Exercise:
Wherever the string "structure" appears in a line, extract that line.

Recorded data

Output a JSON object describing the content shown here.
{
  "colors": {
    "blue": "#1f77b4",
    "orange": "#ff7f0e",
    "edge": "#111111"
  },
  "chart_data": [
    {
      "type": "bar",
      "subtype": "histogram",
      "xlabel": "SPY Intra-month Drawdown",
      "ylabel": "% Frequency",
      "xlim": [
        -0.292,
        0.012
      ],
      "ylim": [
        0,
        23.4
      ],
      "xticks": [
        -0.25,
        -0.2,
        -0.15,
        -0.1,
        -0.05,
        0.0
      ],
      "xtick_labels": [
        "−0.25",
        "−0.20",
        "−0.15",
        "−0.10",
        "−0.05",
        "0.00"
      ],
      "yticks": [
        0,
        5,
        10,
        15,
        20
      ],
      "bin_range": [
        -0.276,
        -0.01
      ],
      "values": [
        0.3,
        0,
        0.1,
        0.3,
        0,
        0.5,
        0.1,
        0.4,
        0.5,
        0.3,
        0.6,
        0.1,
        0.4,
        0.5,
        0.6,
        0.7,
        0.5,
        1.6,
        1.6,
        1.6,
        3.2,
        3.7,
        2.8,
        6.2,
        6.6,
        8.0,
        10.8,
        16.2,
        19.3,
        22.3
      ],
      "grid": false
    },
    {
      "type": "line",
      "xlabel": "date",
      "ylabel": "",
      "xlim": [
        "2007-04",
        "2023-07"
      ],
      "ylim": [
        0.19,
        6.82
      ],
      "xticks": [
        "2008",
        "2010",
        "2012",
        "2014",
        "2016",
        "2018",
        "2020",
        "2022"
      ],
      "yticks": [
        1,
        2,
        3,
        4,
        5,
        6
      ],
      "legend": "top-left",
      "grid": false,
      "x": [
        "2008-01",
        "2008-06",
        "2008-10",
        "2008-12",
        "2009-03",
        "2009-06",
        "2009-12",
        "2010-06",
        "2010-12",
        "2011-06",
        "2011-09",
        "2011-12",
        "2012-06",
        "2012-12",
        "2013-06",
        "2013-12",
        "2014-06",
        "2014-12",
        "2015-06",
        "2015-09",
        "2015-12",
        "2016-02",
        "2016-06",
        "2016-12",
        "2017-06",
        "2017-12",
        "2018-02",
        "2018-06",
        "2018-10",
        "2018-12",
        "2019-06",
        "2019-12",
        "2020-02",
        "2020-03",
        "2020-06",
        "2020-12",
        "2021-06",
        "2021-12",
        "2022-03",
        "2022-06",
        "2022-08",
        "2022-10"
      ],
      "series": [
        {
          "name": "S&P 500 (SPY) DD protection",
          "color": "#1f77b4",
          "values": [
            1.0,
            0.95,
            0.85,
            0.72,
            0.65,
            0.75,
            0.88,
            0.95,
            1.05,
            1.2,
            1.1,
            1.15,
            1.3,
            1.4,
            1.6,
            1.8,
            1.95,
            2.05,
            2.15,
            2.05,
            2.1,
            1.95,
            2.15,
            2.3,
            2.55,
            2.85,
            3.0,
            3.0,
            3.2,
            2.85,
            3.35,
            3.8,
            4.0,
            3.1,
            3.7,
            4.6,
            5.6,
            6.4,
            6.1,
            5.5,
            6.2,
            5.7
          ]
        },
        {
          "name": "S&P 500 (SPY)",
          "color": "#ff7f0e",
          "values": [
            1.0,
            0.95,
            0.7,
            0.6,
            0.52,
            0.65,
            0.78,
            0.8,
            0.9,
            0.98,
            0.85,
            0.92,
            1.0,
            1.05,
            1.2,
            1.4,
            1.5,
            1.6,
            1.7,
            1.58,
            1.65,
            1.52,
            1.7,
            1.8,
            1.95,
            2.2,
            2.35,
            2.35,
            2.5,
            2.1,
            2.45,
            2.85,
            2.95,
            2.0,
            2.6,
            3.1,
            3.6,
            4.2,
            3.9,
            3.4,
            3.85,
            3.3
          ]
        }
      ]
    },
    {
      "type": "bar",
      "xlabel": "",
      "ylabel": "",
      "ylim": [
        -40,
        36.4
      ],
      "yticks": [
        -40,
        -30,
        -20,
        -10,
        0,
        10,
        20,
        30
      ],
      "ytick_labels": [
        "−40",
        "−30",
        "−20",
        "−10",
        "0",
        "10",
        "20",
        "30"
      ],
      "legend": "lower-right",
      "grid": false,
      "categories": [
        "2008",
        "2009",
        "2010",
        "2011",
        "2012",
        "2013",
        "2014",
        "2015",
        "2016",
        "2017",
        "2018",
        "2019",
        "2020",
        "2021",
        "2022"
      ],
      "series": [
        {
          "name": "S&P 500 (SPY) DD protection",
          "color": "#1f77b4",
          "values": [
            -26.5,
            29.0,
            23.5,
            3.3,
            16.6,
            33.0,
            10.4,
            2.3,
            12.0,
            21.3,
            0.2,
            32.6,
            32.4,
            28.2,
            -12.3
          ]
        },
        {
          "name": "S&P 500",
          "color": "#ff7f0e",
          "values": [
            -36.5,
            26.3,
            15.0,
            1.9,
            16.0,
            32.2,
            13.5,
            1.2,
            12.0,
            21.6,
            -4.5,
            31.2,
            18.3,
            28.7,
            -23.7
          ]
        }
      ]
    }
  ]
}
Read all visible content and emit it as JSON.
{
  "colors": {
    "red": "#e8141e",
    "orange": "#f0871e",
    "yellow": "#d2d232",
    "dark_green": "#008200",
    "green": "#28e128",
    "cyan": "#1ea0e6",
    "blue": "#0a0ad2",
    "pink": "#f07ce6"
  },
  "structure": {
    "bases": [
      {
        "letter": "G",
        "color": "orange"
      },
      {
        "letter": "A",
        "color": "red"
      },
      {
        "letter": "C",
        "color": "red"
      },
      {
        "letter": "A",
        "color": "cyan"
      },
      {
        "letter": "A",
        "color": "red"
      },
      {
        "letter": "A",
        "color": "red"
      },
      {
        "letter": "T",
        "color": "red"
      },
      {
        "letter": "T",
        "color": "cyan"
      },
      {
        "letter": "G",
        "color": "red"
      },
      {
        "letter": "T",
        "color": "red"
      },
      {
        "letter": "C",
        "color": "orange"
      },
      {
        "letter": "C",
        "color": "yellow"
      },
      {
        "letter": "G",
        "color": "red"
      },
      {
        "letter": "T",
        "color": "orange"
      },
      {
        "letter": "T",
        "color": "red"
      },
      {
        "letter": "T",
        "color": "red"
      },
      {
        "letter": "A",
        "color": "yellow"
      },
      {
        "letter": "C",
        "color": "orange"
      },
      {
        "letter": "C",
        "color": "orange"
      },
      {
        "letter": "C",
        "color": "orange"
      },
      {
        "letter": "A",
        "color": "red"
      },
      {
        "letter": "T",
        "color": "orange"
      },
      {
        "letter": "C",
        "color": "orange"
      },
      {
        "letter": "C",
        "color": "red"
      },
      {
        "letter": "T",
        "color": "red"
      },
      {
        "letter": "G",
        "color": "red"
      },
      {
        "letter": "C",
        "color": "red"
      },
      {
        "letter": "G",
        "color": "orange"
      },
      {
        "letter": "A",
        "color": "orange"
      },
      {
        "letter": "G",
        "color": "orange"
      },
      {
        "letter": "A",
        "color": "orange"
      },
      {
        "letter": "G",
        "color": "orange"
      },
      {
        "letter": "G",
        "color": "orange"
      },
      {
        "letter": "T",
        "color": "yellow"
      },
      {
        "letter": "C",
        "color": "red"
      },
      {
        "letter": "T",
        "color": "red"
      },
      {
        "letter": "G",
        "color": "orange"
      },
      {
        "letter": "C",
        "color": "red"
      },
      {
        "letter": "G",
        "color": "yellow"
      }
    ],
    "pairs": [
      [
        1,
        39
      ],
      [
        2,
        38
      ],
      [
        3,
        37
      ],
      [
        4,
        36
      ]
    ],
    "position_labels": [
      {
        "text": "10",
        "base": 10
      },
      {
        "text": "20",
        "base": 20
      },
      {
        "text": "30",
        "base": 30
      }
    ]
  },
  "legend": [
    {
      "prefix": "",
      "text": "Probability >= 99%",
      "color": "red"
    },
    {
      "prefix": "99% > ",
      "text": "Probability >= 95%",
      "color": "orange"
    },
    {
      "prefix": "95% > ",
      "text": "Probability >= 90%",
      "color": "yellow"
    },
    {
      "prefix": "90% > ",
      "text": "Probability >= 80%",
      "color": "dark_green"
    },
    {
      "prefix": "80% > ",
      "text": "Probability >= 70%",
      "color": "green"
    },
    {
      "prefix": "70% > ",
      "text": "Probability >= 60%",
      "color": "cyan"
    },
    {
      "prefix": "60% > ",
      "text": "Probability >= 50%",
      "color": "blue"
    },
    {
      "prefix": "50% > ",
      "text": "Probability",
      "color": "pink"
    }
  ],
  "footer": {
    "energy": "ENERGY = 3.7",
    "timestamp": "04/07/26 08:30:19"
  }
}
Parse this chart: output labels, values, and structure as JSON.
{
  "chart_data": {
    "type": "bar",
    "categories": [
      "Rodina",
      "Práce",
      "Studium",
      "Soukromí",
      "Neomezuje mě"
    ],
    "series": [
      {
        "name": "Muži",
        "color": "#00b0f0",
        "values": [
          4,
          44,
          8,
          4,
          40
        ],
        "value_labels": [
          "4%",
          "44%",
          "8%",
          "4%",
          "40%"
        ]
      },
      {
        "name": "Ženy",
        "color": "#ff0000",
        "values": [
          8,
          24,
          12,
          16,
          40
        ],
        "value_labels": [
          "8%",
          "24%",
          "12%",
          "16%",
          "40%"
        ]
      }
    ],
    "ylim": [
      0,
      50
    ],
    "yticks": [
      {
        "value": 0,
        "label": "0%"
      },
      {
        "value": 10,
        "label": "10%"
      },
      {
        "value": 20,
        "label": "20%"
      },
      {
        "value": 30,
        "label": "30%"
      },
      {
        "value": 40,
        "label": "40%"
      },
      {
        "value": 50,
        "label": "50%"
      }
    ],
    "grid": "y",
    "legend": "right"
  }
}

The reply:
  "structure": {
Parse this chart: output labels, values, and structure as JSON.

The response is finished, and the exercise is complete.